• **SET TASK**: Copy every line of the data in which the word "Difference" occurs.

• **RAW DATA**:
**********

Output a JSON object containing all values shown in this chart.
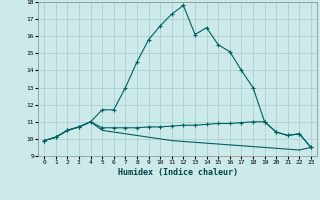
{
  "xlabel": "Humidex (Indice chaleur)",
  "bg_color": "#cceaea",
  "line_color": "#006060",
  "grid_color": "#b0d0d0",
  "x_values": [
    0,
    1,
    2,
    3,
    4,
    5,
    6,
    7,
    8,
    9,
    10,
    11,
    12,
    13,
    14,
    15,
    16,
    17,
    18,
    19,
    20,
    21,
    22,
    23
  ],
  "line1_y": [
    9.9,
    10.1,
    10.5,
    10.7,
    11.0,
    11.7,
    11.7,
    13.0,
    14.5,
    15.8,
    16.6,
    17.3,
    17.8,
    16.1,
    16.5,
    15.5,
    15.1,
    14.0,
    13.0,
    11.0,
    10.4,
    10.2,
    10.3,
    9.5
  ],
  "line2_y": [
    9.9,
    10.1,
    10.5,
    10.7,
    11.0,
    10.65,
    10.65,
    10.65,
    10.65,
    10.7,
    10.7,
    10.75,
    10.8,
    10.8,
    10.85,
    10.9,
    10.9,
    10.95,
    11.0,
    11.0,
    10.4,
    10.2,
    10.3,
    9.5
  ],
  "line3_y": [
    9.9,
    10.1,
    10.5,
    10.7,
    11.0,
    10.5,
    10.4,
    10.3,
    10.2,
    10.1,
    10.0,
    9.9,
    9.85,
    9.8,
    9.75,
    9.7,
    9.65,
    9.6,
    9.55,
    9.5,
    9.45,
    9.4,
    9.35,
    9.5
  ],
  "ylim": [
    9,
    18
  ],
  "xlim": [
    -0.5,
    23.5
  ],
  "yticks": [
    9,
    10,
    11,
    12,
    13,
    14,
    15,
    16,
    17,
    18
  ],
  "xticks": [
    0,
    1,
    2,
    3,
    4,
    5,
    6,
    7,
    8,
    9,
    10,
    11,
    12,
    13,
    14,
    15,
    16,
    17,
    18,
    19,
    20,
    21,
    22,
    23
  ]
}
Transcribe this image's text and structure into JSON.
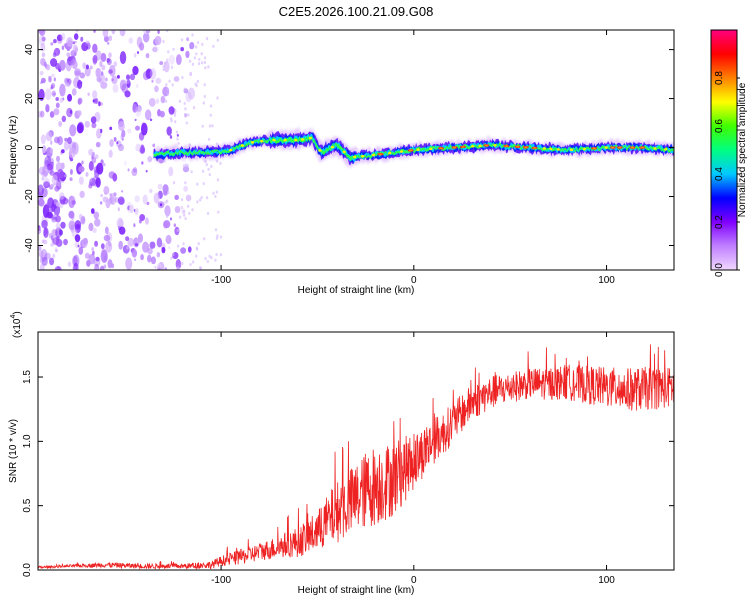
{
  "chart_data": [
    {
      "type": "heatmap",
      "title": "C2E5.2026.100.21.09.G08",
      "xlabel": "Height of straight line (km)",
      "ylabel": "Frequency (Hz)",
      "xlim": [
        -195,
        135
      ],
      "ylim": [
        -50,
        48
      ],
      "xticks": [
        -100,
        0,
        100
      ],
      "yticks": [
        -40,
        -20,
        0,
        20,
        40
      ],
      "colorbar": {
        "label": "Normalized spectral amplitude",
        "range": [
          0,
          1
        ],
        "ticks": [
          "0.0",
          "0.2",
          "0.4",
          "0.6",
          "0.8"
        ],
        "stops": [
          "#f0d8ff",
          "#c080ff",
          "#8000ff",
          "#0000ff",
          "#00c8ff",
          "#00ff80",
          "#40ff00",
          "#ffff00",
          "#ff8000",
          "#ff0000",
          "#ff0080"
        ]
      },
      "ridge": [
        {
          "x": -135,
          "freq": -3
        },
        {
          "x": -120,
          "freq": -2
        },
        {
          "x": -105,
          "freq": -2
        },
        {
          "x": -95,
          "freq": -1
        },
        {
          "x": -85,
          "freq": 2
        },
        {
          "x": -75,
          "freq": 3
        },
        {
          "x": -60,
          "freq": 3
        },
        {
          "x": -53,
          "freq": 4
        },
        {
          "x": -48,
          "freq": -2
        },
        {
          "x": -40,
          "freq": 1
        },
        {
          "x": -33,
          "freq": -4
        },
        {
          "x": -20,
          "freq": -3
        },
        {
          "x": -10,
          "freq": -2
        },
        {
          "x": 0,
          "freq": -1
        },
        {
          "x": 20,
          "freq": 0
        },
        {
          "x": 40,
          "freq": 1
        },
        {
          "x": 60,
          "freq": 0
        },
        {
          "x": 80,
          "freq": -1
        },
        {
          "x": 100,
          "freq": 0
        },
        {
          "x": 120,
          "freq": 0
        },
        {
          "x": 135,
          "freq": -1
        }
      ],
      "noise_region_x": [
        -195,
        -125
      ]
    },
    {
      "type": "line",
      "xlabel": "Height of straight line (km)",
      "ylabel": "SNR (10 * v/v)",
      "y_multiplier": "(x10",
      "y_multiplier_exp": "4",
      "y_multiplier_close": ")",
      "xlim": [
        -195,
        135
      ],
      "ylim": [
        0,
        1.85
      ],
      "xticks": [
        -100,
        0,
        100
      ],
      "yticks": [
        "0.0",
        "0.5",
        "1.0",
        "1.5"
      ],
      "color": "#ee2222",
      "series": [
        {
          "name": "SNR",
          "x": [
            -195,
            -180,
            -160,
            -140,
            -120,
            -105,
            -100,
            -90,
            -80,
            -70,
            -60,
            -50,
            -45,
            -40,
            -35,
            -30,
            -25,
            -20,
            -15,
            -10,
            -5,
            0,
            5,
            10,
            15,
            20,
            25,
            30,
            40,
            50,
            60,
            70,
            80,
            90,
            100,
            110,
            120,
            135
          ],
          "y": [
            0.02,
            0.03,
            0.04,
            0.03,
            0.03,
            0.04,
            0.07,
            0.1,
            0.14,
            0.18,
            0.22,
            0.3,
            0.38,
            0.45,
            0.5,
            0.56,
            0.62,
            0.66,
            0.68,
            0.72,
            0.78,
            0.84,
            0.92,
            1.0,
            1.06,
            1.14,
            1.22,
            1.3,
            1.38,
            1.42,
            1.45,
            1.45,
            1.46,
            1.44,
            1.42,
            1.4,
            1.41,
            1.42
          ],
          "noise": [
            0.01,
            0.01,
            0.02,
            0.02,
            0.02,
            0.03,
            0.04,
            0.06,
            0.07,
            0.09,
            0.12,
            0.16,
            0.2,
            0.24,
            0.26,
            0.28,
            0.3,
            0.32,
            0.3,
            0.3,
            0.26,
            0.22,
            0.2,
            0.18,
            0.17,
            0.16,
            0.15,
            0.14,
            0.13,
            0.12,
            0.12,
            0.13,
            0.14,
            0.15,
            0.16,
            0.17,
            0.17,
            0.16
          ]
        }
      ]
    }
  ]
}
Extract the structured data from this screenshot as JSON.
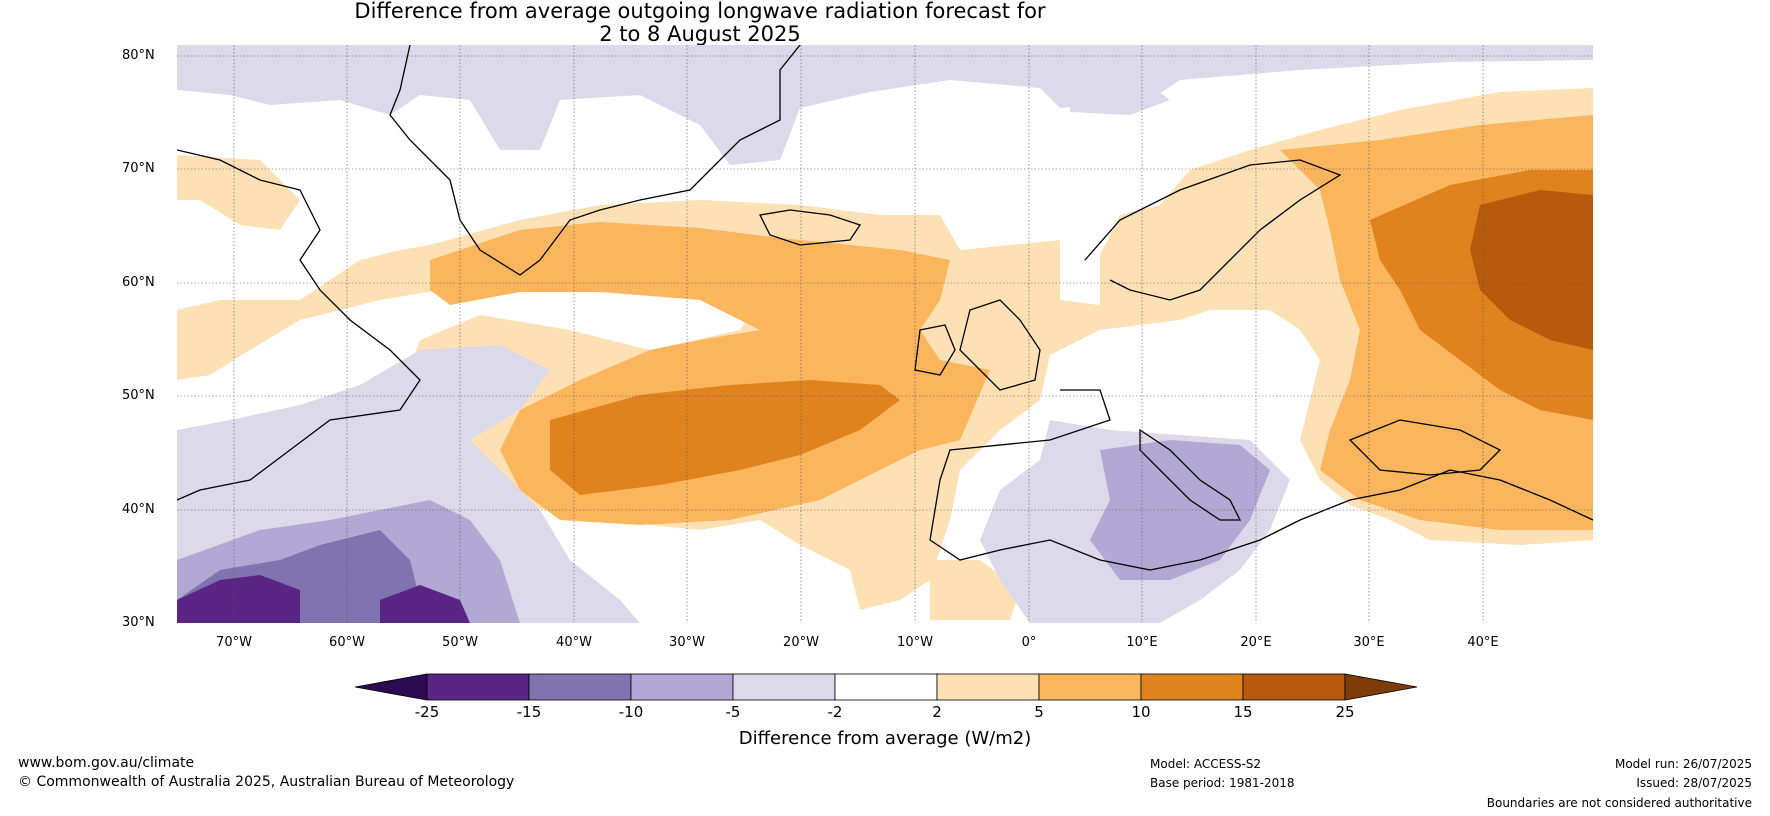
{
  "title_line1": "Difference from average outgoing longwave radiation forecast for",
  "title_line2": "2 to 8 August 2025",
  "lat_ticks": [
    "80°N",
    "70°N",
    "60°N",
    "50°N",
    "40°N",
    "30°N"
  ],
  "lon_ticks": [
    "70°W",
    "60°W",
    "50°W",
    "40°W",
    "30°W",
    "20°W",
    "10°W",
    "0°",
    "10°E",
    "20°E",
    "30°E",
    "40°E"
  ],
  "colorbar": {
    "labels": [
      "-25",
      "-15",
      "-10",
      "-5",
      "-2",
      "2",
      "5",
      "10",
      "15",
      "25"
    ],
    "colors": [
      "#2d0a52",
      "#5a2585",
      "#8173af",
      "#b1a9d3",
      "#dcdaea",
      "#ffffff",
      "#fde0b4",
      "#fab55d",
      "#e0821e",
      "#b85a0c",
      "#7e3c09"
    ],
    "title": "Difference from average (W/m2)"
  },
  "footer": {
    "url": "www.bom.gov.au/climate",
    "copyright": "© Commonwealth of Australia 2025, Australian Bureau of Meteorology",
    "model": "Model: ACCESS-S2",
    "base_period": "Base period: 1981-2018",
    "model_run": "Model run: 26/07/2025",
    "issued": "Issued: 28/07/2025",
    "disclaimer": "Boundaries are not considered authoritative"
  }
}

**********

• **RESPONSE BELOW**:
  "title_line1": "Difference from average outgoing longwave radiation forecast for",
    "title": "Difference from average (W/m2)"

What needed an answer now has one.